Exercise aim: Copy every line from the records below that holds the word "text".

** START Items **

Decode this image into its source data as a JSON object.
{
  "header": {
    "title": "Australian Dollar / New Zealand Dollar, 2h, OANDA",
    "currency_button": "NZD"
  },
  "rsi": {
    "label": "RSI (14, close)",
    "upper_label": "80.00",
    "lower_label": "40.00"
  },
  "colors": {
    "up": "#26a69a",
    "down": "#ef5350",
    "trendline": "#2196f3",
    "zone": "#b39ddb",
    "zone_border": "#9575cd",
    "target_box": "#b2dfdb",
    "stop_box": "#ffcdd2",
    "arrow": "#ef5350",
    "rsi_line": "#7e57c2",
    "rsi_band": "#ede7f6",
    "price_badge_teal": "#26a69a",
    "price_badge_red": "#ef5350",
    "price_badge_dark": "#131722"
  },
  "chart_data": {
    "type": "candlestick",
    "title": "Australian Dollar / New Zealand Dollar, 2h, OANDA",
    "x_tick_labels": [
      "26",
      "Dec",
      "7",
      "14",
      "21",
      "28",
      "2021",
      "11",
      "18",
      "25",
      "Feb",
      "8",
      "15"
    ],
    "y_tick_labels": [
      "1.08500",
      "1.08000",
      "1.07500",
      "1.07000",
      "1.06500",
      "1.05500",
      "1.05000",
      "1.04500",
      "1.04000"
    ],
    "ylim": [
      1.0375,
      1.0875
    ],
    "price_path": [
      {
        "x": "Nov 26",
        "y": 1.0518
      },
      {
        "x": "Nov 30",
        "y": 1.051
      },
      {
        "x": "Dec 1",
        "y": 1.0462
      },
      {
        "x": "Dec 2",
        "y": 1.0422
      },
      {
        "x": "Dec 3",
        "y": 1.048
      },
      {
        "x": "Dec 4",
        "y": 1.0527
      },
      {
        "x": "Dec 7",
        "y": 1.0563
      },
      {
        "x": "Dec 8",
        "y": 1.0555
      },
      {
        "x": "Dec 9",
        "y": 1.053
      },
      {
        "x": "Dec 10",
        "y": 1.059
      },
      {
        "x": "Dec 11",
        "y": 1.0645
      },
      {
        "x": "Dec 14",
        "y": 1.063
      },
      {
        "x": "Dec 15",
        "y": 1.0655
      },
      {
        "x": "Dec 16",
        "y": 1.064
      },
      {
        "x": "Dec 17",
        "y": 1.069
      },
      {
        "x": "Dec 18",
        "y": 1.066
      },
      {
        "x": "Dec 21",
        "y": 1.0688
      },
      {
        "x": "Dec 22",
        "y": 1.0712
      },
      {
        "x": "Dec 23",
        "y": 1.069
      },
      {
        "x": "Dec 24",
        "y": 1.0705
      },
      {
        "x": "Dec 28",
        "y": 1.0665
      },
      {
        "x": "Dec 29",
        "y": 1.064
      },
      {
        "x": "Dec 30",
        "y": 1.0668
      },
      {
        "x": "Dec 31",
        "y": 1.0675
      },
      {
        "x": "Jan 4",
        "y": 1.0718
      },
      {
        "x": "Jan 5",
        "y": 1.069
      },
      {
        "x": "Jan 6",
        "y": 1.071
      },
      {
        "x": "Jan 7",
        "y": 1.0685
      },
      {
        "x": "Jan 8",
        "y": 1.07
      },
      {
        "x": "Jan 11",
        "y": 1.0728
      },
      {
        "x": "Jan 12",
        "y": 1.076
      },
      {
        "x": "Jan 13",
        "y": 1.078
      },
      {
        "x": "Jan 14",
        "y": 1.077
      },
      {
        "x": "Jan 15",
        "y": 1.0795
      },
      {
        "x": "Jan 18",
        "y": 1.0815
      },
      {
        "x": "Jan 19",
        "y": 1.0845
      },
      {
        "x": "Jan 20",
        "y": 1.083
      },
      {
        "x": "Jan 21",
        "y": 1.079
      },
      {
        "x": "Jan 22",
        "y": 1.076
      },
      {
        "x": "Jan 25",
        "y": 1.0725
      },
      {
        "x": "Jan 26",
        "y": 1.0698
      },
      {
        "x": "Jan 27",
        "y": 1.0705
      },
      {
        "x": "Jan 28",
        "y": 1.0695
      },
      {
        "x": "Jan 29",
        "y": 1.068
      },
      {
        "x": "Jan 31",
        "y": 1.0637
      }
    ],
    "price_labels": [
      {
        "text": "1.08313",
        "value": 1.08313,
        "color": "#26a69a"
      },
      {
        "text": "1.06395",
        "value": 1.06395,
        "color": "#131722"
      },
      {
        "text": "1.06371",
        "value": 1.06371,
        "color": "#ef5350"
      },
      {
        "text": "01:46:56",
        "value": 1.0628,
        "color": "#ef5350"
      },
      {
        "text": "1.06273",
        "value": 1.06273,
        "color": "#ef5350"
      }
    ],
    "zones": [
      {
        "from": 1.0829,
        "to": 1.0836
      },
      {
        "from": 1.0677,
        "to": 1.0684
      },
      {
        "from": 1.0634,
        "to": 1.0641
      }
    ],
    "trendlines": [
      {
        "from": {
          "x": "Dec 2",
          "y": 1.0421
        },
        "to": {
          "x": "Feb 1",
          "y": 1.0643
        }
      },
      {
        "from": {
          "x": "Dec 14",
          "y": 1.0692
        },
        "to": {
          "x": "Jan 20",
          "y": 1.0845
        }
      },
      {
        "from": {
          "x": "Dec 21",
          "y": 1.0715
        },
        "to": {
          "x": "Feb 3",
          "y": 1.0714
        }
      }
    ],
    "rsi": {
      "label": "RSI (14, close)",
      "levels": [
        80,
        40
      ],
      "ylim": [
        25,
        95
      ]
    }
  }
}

** END Items **

Answer to this problem:
        "text": "1.08313",
        "text": "1.06395",
        "text": "1.06371",
        "text": "01:46:56",
        "text": "1.06273",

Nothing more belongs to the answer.